## Supplied data
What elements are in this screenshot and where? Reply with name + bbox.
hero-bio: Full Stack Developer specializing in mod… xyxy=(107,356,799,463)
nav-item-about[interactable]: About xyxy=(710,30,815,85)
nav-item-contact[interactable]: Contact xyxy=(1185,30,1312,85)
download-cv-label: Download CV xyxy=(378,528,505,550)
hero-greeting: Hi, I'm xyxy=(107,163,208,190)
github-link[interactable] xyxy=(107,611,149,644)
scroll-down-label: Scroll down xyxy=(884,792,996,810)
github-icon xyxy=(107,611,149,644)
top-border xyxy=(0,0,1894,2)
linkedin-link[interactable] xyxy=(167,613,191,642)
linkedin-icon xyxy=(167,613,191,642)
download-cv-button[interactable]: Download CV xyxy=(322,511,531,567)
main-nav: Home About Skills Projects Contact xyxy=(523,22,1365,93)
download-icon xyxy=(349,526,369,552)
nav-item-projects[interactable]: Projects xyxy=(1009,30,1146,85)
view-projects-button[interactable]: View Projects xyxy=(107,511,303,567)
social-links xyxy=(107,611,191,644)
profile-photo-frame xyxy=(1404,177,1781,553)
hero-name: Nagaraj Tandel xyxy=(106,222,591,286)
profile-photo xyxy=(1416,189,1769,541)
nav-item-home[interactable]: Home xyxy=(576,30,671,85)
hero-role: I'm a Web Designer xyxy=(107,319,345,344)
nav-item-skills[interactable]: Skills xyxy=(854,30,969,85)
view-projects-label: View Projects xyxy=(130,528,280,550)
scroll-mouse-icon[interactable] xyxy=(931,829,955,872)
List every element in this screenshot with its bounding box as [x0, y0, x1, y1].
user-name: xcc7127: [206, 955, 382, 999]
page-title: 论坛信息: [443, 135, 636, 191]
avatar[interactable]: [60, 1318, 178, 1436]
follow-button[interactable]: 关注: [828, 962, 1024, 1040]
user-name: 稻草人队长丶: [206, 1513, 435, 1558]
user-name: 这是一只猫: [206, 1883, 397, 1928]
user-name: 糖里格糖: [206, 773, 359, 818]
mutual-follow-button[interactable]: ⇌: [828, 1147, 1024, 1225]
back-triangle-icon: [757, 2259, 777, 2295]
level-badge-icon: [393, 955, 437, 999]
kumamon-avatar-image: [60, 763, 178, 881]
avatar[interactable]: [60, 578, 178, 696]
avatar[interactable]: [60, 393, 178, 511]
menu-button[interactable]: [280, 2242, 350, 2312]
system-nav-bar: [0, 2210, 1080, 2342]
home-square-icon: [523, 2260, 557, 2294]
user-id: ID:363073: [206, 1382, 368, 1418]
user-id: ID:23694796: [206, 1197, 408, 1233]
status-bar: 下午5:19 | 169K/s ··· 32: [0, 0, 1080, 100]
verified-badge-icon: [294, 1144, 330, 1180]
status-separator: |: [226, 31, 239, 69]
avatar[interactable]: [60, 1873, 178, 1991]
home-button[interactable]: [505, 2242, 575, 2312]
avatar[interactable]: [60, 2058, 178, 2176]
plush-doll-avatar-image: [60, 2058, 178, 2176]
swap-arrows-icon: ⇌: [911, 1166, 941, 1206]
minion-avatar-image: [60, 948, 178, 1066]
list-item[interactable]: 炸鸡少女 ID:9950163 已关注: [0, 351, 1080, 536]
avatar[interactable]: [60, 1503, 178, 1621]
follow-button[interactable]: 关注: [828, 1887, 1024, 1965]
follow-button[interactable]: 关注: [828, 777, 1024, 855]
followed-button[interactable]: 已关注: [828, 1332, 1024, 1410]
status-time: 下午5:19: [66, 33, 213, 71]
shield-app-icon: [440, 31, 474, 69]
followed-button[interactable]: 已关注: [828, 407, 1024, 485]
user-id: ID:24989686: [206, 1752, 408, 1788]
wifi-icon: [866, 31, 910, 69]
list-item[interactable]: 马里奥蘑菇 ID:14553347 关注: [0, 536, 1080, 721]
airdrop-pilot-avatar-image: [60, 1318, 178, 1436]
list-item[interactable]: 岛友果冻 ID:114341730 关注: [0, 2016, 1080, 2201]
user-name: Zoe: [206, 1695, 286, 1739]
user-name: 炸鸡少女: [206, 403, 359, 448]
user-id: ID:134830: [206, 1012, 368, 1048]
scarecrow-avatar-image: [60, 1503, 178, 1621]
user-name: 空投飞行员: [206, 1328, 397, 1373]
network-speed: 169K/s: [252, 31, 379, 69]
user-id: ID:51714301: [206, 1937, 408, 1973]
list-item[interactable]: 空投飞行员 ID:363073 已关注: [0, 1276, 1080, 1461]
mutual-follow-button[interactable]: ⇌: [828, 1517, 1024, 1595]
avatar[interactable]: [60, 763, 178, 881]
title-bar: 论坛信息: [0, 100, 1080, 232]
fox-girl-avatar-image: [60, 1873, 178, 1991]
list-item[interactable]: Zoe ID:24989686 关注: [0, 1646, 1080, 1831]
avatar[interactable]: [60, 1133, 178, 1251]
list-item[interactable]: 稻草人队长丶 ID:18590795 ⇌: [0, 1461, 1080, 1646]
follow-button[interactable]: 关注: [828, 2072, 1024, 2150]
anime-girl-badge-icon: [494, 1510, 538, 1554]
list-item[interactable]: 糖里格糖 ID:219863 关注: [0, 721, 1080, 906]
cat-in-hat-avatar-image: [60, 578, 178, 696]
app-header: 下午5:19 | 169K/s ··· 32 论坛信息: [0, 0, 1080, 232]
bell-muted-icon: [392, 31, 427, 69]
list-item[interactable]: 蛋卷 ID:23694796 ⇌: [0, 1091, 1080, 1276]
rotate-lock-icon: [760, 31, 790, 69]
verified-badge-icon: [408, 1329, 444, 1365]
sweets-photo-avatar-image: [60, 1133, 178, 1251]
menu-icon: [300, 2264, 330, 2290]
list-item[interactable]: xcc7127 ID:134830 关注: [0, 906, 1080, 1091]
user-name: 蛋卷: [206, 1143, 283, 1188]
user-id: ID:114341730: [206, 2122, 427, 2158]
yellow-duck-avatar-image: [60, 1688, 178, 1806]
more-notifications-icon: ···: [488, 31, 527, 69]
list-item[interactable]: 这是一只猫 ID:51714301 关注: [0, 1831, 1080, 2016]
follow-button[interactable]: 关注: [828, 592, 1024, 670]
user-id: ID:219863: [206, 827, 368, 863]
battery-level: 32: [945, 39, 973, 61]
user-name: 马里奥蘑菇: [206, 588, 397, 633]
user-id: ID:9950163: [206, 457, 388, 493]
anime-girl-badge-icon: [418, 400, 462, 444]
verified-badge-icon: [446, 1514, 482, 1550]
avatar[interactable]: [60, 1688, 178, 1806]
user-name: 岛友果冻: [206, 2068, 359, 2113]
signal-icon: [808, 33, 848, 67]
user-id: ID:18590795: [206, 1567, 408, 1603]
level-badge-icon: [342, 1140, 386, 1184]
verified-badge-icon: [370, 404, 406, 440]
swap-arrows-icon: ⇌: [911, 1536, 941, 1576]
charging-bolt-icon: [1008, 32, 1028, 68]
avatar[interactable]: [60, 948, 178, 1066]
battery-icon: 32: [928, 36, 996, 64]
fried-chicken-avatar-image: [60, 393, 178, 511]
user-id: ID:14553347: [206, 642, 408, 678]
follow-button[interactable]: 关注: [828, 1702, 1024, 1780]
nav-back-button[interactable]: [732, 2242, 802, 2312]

## What you will do
Retype all of the data above line for line, with no changes.

## Complete output
What elements are in this screenshot and where? Reply with name + bbox.
hero-bio: Full Stack Developer specializing in mod… xyxy=(107,356,799,463)
nav-item-about[interactable]: About xyxy=(710,30,815,85)
nav-item-contact[interactable]: Contact xyxy=(1185,30,1312,85)
download-cv-label: Download CV xyxy=(378,528,505,550)
hero-greeting: Hi, I'm xyxy=(107,163,208,190)
github-link[interactable] xyxy=(107,611,149,644)
scroll-down-label: Scroll down xyxy=(884,792,996,810)
github-icon xyxy=(107,611,149,644)
top-border xyxy=(0,0,1894,2)
linkedin-link[interactable] xyxy=(167,613,191,642)
linkedin-icon xyxy=(167,613,191,642)
download-cv-button[interactable]: Download CV xyxy=(322,511,531,567)
main-nav: Home About Skills Projects Contact xyxy=(523,22,1365,93)
download-icon xyxy=(349,526,369,552)
nav-item-projects[interactable]: Projects xyxy=(1009,30,1146,85)
view-projects-button[interactable]: View Projects xyxy=(107,511,303,567)
social-links xyxy=(107,611,191,644)
profile-photo-frame xyxy=(1404,177,1781,553)
hero-name: Nagaraj Tandel xyxy=(106,222,591,286)
profile-photo xyxy=(1416,189,1769,541)
nav-item-home[interactable]: Home xyxy=(576,30,671,85)
hero-role: I'm a Web Designer xyxy=(107,319,345,344)
nav-item-skills[interactable]: Skills xyxy=(854,30,969,85)
view-projects-label: View Projects xyxy=(130,528,280,550)
scroll-mouse-icon[interactable] xyxy=(931,829,955,872)
List every element in this screenshot with its bounding box as [x0, y0, x1, y1].
user-name: xcc7127: [206, 955, 382, 999]
page-title: 论坛信息: [443, 135, 636, 191]
avatar[interactable]: [60, 1318, 178, 1436]
follow-button[interactable]: 关注: [828, 962, 1024, 1040]
user-name: 稻草人队长丶: [206, 1513, 435, 1558]
user-name: 这是一只猫: [206, 1883, 397, 1928]
user-name: 糖里格糖: [206, 773, 359, 818]
mutual-follow-button[interactable]: ⇌: [828, 1147, 1024, 1225]
back-triangle-icon: [757, 2259, 777, 2295]
level-badge-icon: [393, 955, 437, 999]
kumamon-avatar-image: [60, 763, 178, 881]
avatar[interactable]: [60, 578, 178, 696]
avatar[interactable]: [60, 393, 178, 511]
menu-button[interactable]: [280, 2242, 350, 2312]
system-nav-bar: [0, 2210, 1080, 2342]
home-square-icon: [523, 2260, 557, 2294]
user-id: ID:363073: [206, 1382, 368, 1418]
user-id: ID:23694796: [206, 1197, 408, 1233]
status-bar: 下午5:19 | 169K/s ··· 32: [0, 0, 1080, 100]
verified-badge-icon: [294, 1144, 330, 1180]
status-separator: |: [226, 31, 239, 69]
avatar[interactable]: [60, 1873, 178, 1991]
home-button[interactable]: [505, 2242, 575, 2312]
avatar[interactable]: [60, 2058, 178, 2176]
plush-doll-avatar-image: [60, 2058, 178, 2176]
swap-arrows-icon: ⇌: [911, 1166, 941, 1206]
minion-avatar-image: [60, 948, 178, 1066]
list-item[interactable]: 炸鸡少女 ID:9950163 已关注: [0, 351, 1080, 536]
avatar[interactable]: [60, 1503, 178, 1621]
follow-button[interactable]: 关注: [828, 1887, 1024, 1965]
follow-button[interactable]: 关注: [828, 777, 1024, 855]
followed-button[interactable]: 已关注: [828, 1332, 1024, 1410]
status-time: 下午5:19: [66, 33, 213, 71]
shield-app-icon: [440, 31, 474, 69]
followed-button[interactable]: 已关注: [828, 407, 1024, 485]
user-id: ID:24989686: [206, 1752, 408, 1788]
wifi-icon: [866, 31, 910, 69]
list-item[interactable]: 马里奥蘑菇 ID:14553347 关注: [0, 536, 1080, 721]
airdrop-pilot-avatar-image: [60, 1318, 178, 1436]
list-item[interactable]: 岛友果冻 ID:114341730 关注: [0, 2016, 1080, 2201]
user-name: Zoe: [206, 1695, 286, 1739]
user-name: 炸鸡少女: [206, 403, 359, 448]
user-id: ID:134830: [206, 1012, 368, 1048]
scarecrow-avatar-image: [60, 1503, 178, 1621]
user-name: 空投飞行员: [206, 1328, 397, 1373]
network-speed: 169K/s: [252, 31, 379, 69]
user-id: ID:51714301: [206, 1937, 408, 1973]
list-item[interactable]: 空投飞行员 ID:363073 已关注: [0, 1276, 1080, 1461]
mutual-follow-button[interactable]: ⇌: [828, 1517, 1024, 1595]
avatar[interactable]: [60, 763, 178, 881]
title-bar: 论坛信息: [0, 100, 1080, 232]
fox-girl-avatar-image: [60, 1873, 178, 1991]
list-item[interactable]: Zoe ID:24989686 关注: [0, 1646, 1080, 1831]
avatar[interactable]: [60, 1133, 178, 1251]
list-item[interactable]: 稻草人队长丶 ID:18590795 ⇌: [0, 1461, 1080, 1646]
follow-button[interactable]: 关注: [828, 2072, 1024, 2150]
anime-girl-badge-icon: [494, 1510, 538, 1554]
list-item[interactable]: 糖里格糖 ID:219863 关注: [0, 721, 1080, 906]
cat-in-hat-avatar-image: [60, 578, 178, 696]
app-header: 下午5:19 | 169K/s ··· 32 论坛信息: [0, 0, 1080, 232]
bell-muted-icon: [392, 31, 427, 69]
list-item[interactable]: 蛋卷 ID:23694796 ⇌: [0, 1091, 1080, 1276]
rotate-lock-icon: [760, 31, 790, 69]
verified-badge-icon: [408, 1329, 444, 1365]
sweets-photo-avatar-image: [60, 1133, 178, 1251]
menu-icon: [300, 2264, 330, 2290]
list-item[interactable]: xcc7127 ID:134830 关注: [0, 906, 1080, 1091]
user-name: 蛋卷: [206, 1143, 283, 1188]
user-id: ID:114341730: [206, 2122, 427, 2158]
yellow-duck-avatar-image: [60, 1688, 178, 1806]
more-notifications-icon: ···: [488, 31, 527, 69]
list-item[interactable]: 这是一只猫 ID:51714301 关注: [0, 1831, 1080, 2016]
follow-button[interactable]: 关注: [828, 592, 1024, 670]
user-id: ID:219863: [206, 827, 368, 863]
battery-level: 32: [945, 39, 973, 61]
user-name: 马里奥蘑菇: [206, 588, 397, 633]
user-id: ID:9950163: [206, 457, 388, 493]
anime-girl-badge-icon: [418, 400, 462, 444]
verified-badge-icon: [446, 1514, 482, 1550]
avatar[interactable]: [60, 1688, 178, 1806]
user-name: 岛友果冻: [206, 2068, 359, 2113]
signal-icon: [808, 33, 848, 67]
user-id: ID:18590795: [206, 1567, 408, 1603]
level-badge-icon: [342, 1140, 386, 1184]
verified-badge-icon: [370, 404, 406, 440]
swap-arrows-icon: ⇌: [911, 1536, 941, 1576]
charging-bolt-icon: [1008, 32, 1028, 68]
avatar[interactable]: [60, 948, 178, 1066]
battery-icon: 32: [928, 36, 996, 64]
fried-chicken-avatar-image: [60, 393, 178, 511]
user-id: ID:14553347: [206, 642, 408, 678]
follow-button[interactable]: 关注: [828, 1702, 1024, 1780]
nav-back-button[interactable]: [732, 2242, 802, 2312]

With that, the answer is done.